Stored records
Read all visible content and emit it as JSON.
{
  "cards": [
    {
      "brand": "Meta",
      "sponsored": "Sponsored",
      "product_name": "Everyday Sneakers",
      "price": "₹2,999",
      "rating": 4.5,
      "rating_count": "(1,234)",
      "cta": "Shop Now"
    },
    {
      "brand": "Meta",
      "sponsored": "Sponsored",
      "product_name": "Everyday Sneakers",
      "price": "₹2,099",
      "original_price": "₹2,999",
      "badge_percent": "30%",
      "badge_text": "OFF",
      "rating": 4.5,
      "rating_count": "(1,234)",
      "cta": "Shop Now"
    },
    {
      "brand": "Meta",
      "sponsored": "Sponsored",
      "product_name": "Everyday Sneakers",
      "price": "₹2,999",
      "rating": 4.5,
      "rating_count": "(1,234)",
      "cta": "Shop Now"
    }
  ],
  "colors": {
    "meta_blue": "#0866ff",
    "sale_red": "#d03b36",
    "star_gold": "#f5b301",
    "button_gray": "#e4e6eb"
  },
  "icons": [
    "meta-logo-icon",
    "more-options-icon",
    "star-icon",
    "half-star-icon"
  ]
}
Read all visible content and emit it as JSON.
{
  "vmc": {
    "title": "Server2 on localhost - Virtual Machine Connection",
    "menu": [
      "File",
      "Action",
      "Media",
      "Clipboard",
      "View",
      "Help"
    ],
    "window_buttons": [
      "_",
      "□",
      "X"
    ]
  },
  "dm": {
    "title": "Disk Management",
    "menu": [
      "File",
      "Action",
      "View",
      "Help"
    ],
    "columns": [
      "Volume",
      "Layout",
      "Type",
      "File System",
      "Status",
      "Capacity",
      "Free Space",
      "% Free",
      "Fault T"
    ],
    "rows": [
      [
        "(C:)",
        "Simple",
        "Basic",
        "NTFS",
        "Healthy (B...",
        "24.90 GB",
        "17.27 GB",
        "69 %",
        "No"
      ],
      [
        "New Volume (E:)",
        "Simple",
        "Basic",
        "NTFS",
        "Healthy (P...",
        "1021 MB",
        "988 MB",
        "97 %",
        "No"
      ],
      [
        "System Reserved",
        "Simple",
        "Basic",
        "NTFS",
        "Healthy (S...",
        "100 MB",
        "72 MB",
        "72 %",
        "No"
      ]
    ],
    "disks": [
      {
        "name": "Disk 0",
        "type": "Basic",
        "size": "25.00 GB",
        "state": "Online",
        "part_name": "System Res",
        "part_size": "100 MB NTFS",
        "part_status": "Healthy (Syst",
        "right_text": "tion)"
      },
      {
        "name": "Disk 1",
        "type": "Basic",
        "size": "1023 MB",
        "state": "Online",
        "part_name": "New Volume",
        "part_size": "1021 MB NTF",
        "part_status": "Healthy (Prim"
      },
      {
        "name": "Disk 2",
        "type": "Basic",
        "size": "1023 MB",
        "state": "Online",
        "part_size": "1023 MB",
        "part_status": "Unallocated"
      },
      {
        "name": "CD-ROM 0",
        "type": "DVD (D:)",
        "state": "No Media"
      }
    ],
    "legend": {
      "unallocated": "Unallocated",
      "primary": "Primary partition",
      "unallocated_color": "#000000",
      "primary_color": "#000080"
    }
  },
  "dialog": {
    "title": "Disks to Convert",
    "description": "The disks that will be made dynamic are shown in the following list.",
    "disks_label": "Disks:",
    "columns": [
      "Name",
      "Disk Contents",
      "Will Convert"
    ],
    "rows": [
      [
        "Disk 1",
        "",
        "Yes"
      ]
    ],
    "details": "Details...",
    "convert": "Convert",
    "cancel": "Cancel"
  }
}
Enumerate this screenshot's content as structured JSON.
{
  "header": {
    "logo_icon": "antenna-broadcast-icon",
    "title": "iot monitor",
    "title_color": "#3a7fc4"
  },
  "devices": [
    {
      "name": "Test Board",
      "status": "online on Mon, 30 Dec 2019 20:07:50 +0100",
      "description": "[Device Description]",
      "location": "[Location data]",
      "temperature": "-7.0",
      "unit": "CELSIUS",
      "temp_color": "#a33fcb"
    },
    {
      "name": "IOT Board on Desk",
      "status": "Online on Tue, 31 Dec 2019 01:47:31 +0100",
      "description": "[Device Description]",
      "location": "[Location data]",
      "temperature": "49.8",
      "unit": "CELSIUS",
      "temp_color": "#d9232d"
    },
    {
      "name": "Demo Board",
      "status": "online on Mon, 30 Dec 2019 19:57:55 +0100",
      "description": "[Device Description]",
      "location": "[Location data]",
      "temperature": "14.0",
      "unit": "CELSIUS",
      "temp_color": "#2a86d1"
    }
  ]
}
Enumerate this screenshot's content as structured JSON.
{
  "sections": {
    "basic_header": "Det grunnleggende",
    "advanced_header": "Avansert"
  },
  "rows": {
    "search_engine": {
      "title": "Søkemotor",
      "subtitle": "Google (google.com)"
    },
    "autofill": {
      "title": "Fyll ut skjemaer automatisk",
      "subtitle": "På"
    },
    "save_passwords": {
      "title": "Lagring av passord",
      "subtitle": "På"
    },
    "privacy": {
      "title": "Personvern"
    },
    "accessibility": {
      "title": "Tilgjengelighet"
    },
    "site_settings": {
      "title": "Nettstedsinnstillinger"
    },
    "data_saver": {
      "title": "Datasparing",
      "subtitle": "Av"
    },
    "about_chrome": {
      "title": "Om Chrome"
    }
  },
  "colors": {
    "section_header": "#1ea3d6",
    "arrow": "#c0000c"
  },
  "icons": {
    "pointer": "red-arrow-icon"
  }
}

Brief
Your task is to retype all of the records exactly.

Full response
Read all visible content and emit it as JSON.
{
  "cards": [
    {
      "brand": "Meta",
      "sponsored": "Sponsored",
      "product_name": "Everyday Sneakers",
      "price": "₹2,999",
      "rating": 4.5,
      "rating_count": "(1,234)",
      "cta": "Shop Now"
    },
    {
      "brand": "Meta",
      "sponsored": "Sponsored",
      "product_name": "Everyday Sneakers",
      "price": "₹2,099",
      "original_price": "₹2,999",
      "badge_percent": "30%",
      "badge_text": "OFF",
      "rating": 4.5,
      "rating_count": "(1,234)",
      "cta": "Shop Now"
    },
    {
      "brand": "Meta",
      "sponsored": "Sponsored",
      "product_name": "Everyday Sneakers",
      "price": "₹2,999",
      "rating": 4.5,
      "rating_count": "(1,234)",
      "cta": "Shop Now"
    }
  ],
  "colors": {
    "meta_blue": "#0866ff",
    "sale_red": "#d03b36",
    "star_gold": "#f5b301",
    "button_gray": "#e4e6eb"
  },
  "icons": [
    "meta-logo-icon",
    "more-options-icon",
    "star-icon",
    "half-star-icon"
  ]
}
Read all visible content and emit it as JSON.
{
  "vmc": {
    "title": "Server2 on localhost - Virtual Machine Connection",
    "menu": [
      "File",
      "Action",
      "Media",
      "Clipboard",
      "View",
      "Help"
    ],
    "window_buttons": [
      "_",
      "□",
      "X"
    ]
  },
  "dm": {
    "title": "Disk Management",
    "menu": [
      "File",
      "Action",
      "View",
      "Help"
    ],
    "columns": [
      "Volume",
      "Layout",
      "Type",
      "File System",
      "Status",
      "Capacity",
      "Free Space",
      "% Free",
      "Fault T"
    ],
    "rows": [
      [
        "(C:)",
        "Simple",
        "Basic",
        "NTFS",
        "Healthy (B...",
        "24.90 GB",
        "17.27 GB",
        "69 %",
        "No"
      ],
      [
        "New Volume (E:)",
        "Simple",
        "Basic",
        "NTFS",
        "Healthy (P...",
        "1021 MB",
        "988 MB",
        "97 %",
        "No"
      ],
      [
        "System Reserved",
        "Simple",
        "Basic",
        "NTFS",
        "Healthy (S...",
        "100 MB",
        "72 MB",
        "72 %",
        "No"
      ]
    ],
    "disks": [
      {
        "name": "Disk 0",
        "type": "Basic",
        "size": "25.00 GB",
        "state": "Online",
        "part_name": "System Res",
        "part_size": "100 MB NTFS",
        "part_status": "Healthy (Syst",
        "right_text": "tion)"
      },
      {
        "name": "Disk 1",
        "type": "Basic",
        "size": "1023 MB",
        "state": "Online",
        "part_name": "New Volume",
        "part_size": "1021 MB NTF",
        "part_status": "Healthy (Prim"
      },
      {
        "name": "Disk 2",
        "type": "Basic",
        "size": "1023 MB",
        "state": "Online",
        "part_size": "1023 MB",
        "part_status": "Unallocated"
      },
      {
        "name": "CD-ROM 0",
        "type": "DVD (D:)",
        "state": "No Media"
      }
    ],
    "legend": {
      "unallocated": "Unallocated",
      "primary": "Primary partition",
      "unallocated_color": "#000000",
      "primary_color": "#000080"
    }
  },
  "dialog": {
    "title": "Disks to Convert",
    "description": "The disks that will be made dynamic are shown in the following list.",
    "disks_label": "Disks:",
    "columns": [
      "Name",
      "Disk Contents",
      "Will Convert"
    ],
    "rows": [
      [
        "Disk 1",
        "",
        "Yes"
      ]
    ],
    "details": "Details...",
    "convert": "Convert",
    "cancel": "Cancel"
  }
}
Enumerate this screenshot's content as structured JSON.
{
  "header": {
    "logo_icon": "antenna-broadcast-icon",
    "title": "iot monitor",
    "title_color": "#3a7fc4"
  },
  "devices": [
    {
      "name": "Test Board",
      "status": "online on Mon, 30 Dec 2019 20:07:50 +0100",
      "description": "[Device Description]",
      "location": "[Location data]",
      "temperature": "-7.0",
      "unit": "CELSIUS",
      "temp_color": "#a33fcb"
    },
    {
      "name": "IOT Board on Desk",
      "status": "Online on Tue, 31 Dec 2019 01:47:31 +0100",
      "description": "[Device Description]",
      "location": "[Location data]",
      "temperature": "49.8",
      "unit": "CELSIUS",
      "temp_color": "#d9232d"
    },
    {
      "name": "Demo Board",
      "status": "online on Mon, 30 Dec 2019 19:57:55 +0100",
      "description": "[Device Description]",
      "location": "[Location data]",
      "temperature": "14.0",
      "unit": "CELSIUS",
      "temp_color": "#2a86d1"
    }
  ]
}
Enumerate this screenshot's content as structured JSON.
{
  "sections": {
    "basic_header": "Det grunnleggende",
    "advanced_header": "Avansert"
  },
  "rows": {
    "search_engine": {
      "title": "Søkemotor",
      "subtitle": "Google (google.com)"
    },
    "autofill": {
      "title": "Fyll ut skjemaer automatisk",
      "subtitle": "På"
    },
    "save_passwords": {
      "title": "Lagring av passord",
      "subtitle": "På"
    },
    "privacy": {
      "title": "Personvern"
    },
    "accessibility": {
      "title": "Tilgjengelighet"
    },
    "site_settings": {
      "title": "Nettstedsinnstillinger"
    },
    "data_saver": {
      "title": "Datasparing",
      "subtitle": "Av"
    },
    "about_chrome": {
      "title": "Om Chrome"
    }
  },
  "colors": {
    "section_header": "#1ea3d6",
    "arrow": "#c0000c"
  },
  "icons": {
    "pointer": "red-arrow-icon"
  }
}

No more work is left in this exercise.